» **TASK PROMPT**: Every entry should be repeated exactly. Omit the pictures.

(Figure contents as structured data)
____

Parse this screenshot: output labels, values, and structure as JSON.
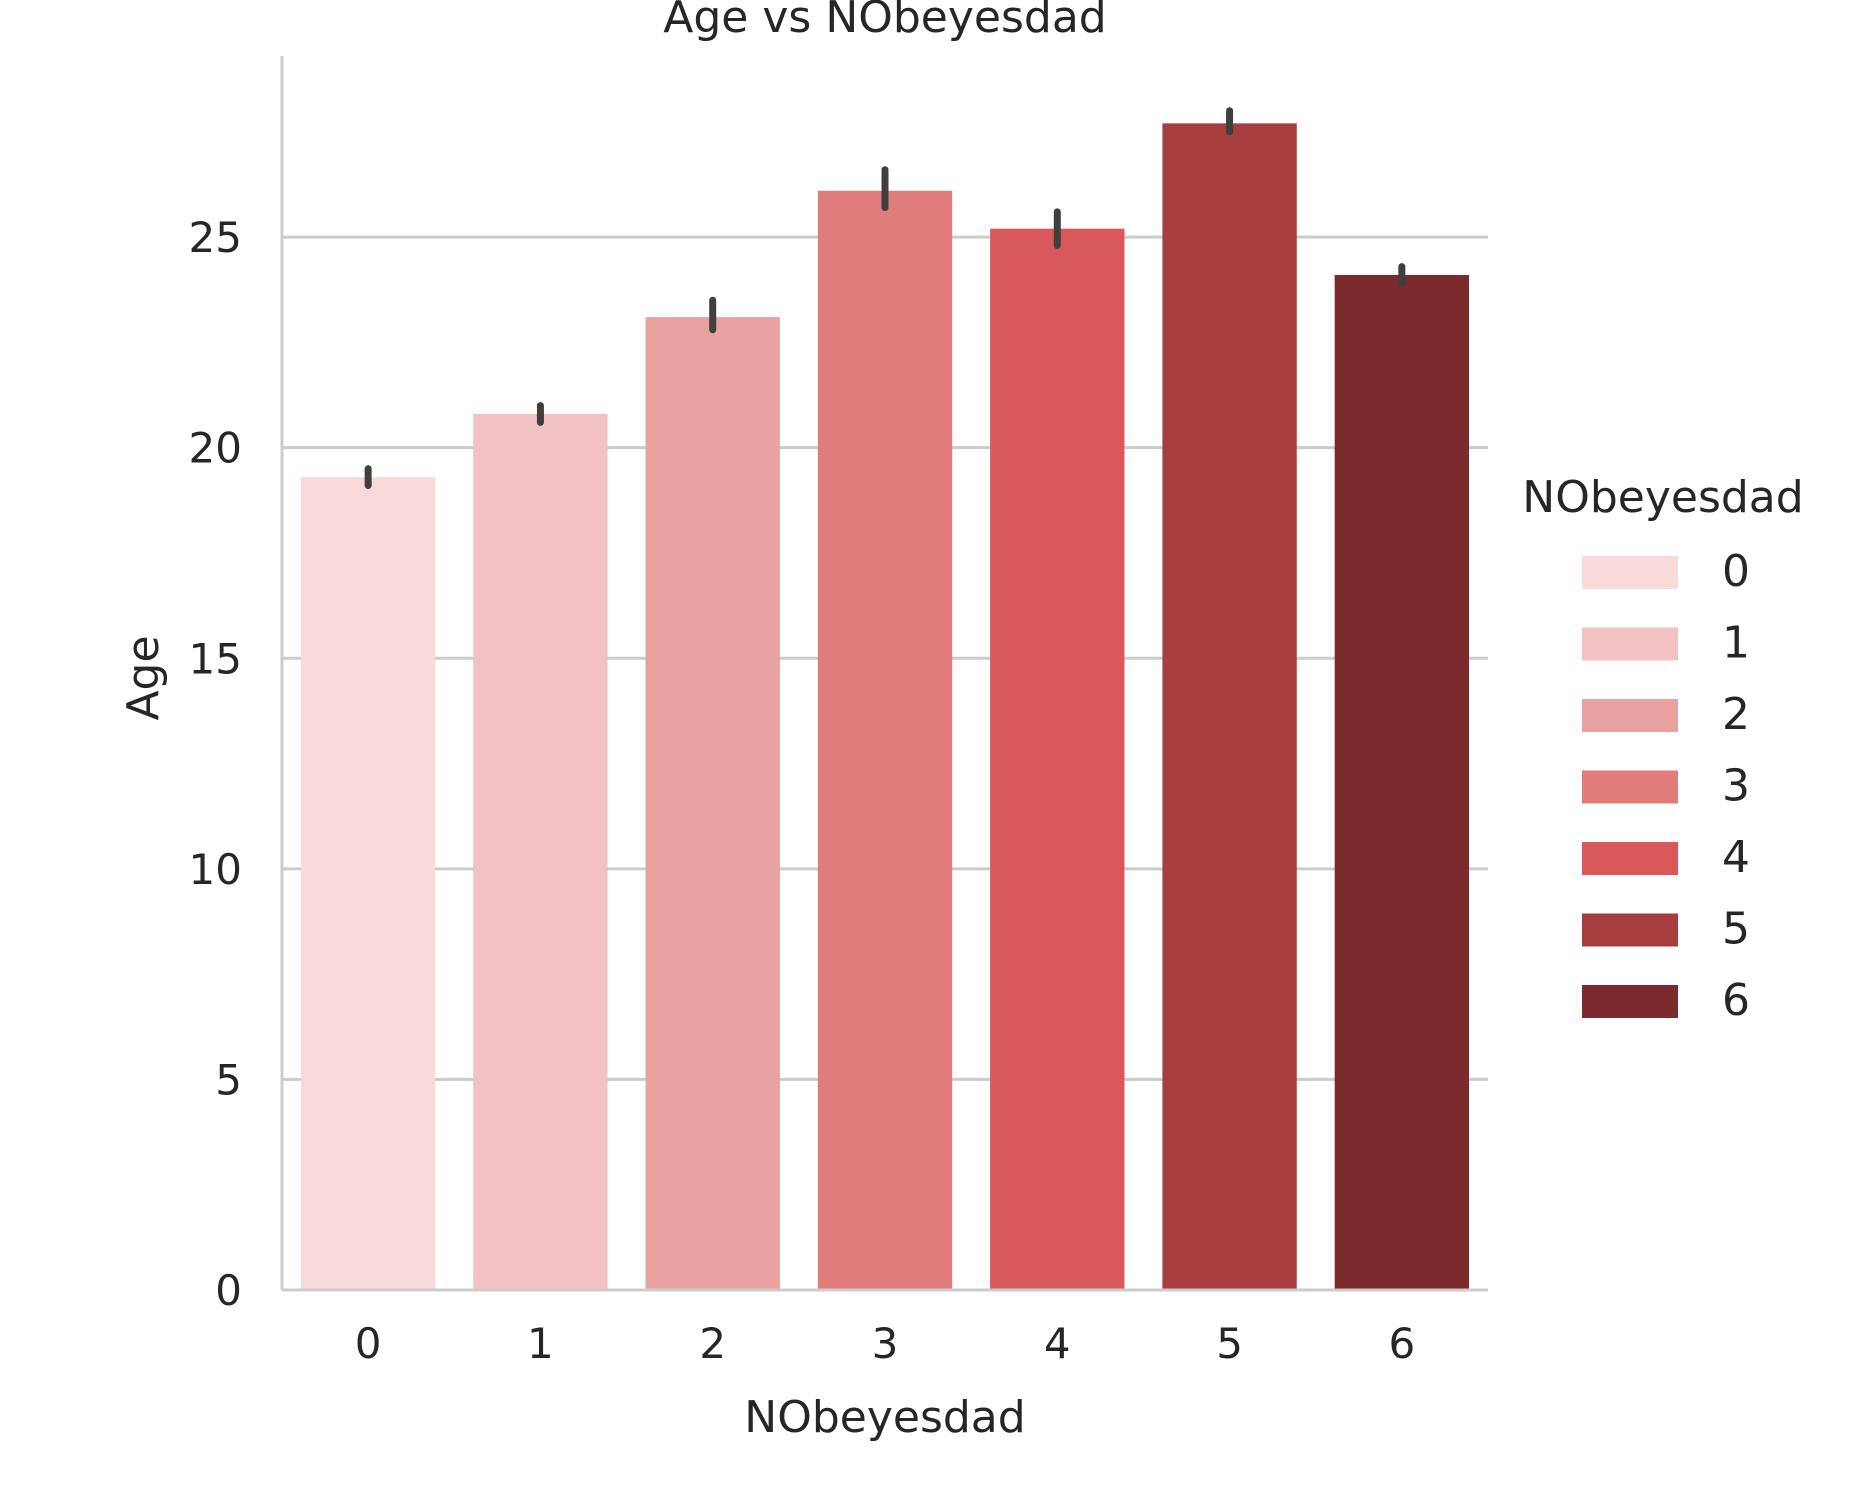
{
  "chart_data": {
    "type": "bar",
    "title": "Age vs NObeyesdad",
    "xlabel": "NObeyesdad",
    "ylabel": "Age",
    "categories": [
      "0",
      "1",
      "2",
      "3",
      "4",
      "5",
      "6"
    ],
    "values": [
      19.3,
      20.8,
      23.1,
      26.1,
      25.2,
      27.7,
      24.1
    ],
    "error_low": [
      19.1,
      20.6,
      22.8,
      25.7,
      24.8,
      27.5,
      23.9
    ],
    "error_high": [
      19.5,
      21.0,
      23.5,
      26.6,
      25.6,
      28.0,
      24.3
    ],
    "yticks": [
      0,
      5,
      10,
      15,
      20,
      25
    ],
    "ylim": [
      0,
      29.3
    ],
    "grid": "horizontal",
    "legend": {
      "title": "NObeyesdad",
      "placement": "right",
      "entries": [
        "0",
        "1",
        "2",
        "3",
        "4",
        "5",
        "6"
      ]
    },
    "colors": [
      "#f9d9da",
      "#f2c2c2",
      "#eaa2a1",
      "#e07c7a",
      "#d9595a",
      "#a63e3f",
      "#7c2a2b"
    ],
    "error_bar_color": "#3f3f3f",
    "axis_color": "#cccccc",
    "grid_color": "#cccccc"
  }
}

____

» **THE ANSWER**:
Parse this screenshot: output labels, values, and structure as JSON.
{
  "chart_data": {
    "type": "bar",
    "title": "Age vs NObeyesdad",
    "xlabel": "NObeyesdad",
    "ylabel": "Age",
    "categories": [
      "0",
      "1",
      "2",
      "3",
      "4",
      "5",
      "6"
    ],
    "values": [
      19.3,
      20.8,
      23.1,
      26.1,
      25.2,
      27.7,
      24.1
    ],
    "error_low": [
      19.1,
      20.6,
      22.8,
      25.7,
      24.8,
      27.5,
      23.9
    ],
    "error_high": [
      19.5,
      21.0,
      23.5,
      26.6,
      25.6,
      28.0,
      24.3
    ],
    "yticks": [
      0,
      5,
      10,
      15,
      20,
      25
    ],
    "ylim": [
      0,
      29.3
    ],
    "grid": "horizontal",
    "legend": {
      "title": "NObeyesdad",
      "placement": "right",
      "entries": [
        "0",
        "1",
        "2",
        "3",
        "4",
        "5",
        "6"
      ]
    },
    "colors": [
      "#f9d9da",
      "#f2c2c2",
      "#eaa2a1",
      "#e07c7a",
      "#d9595a",
      "#a63e3f",
      "#7c2a2b"
    ],
    "error_bar_color": "#3f3f3f",
    "axis_color": "#cccccc",
    "grid_color": "#cccccc"
  }
}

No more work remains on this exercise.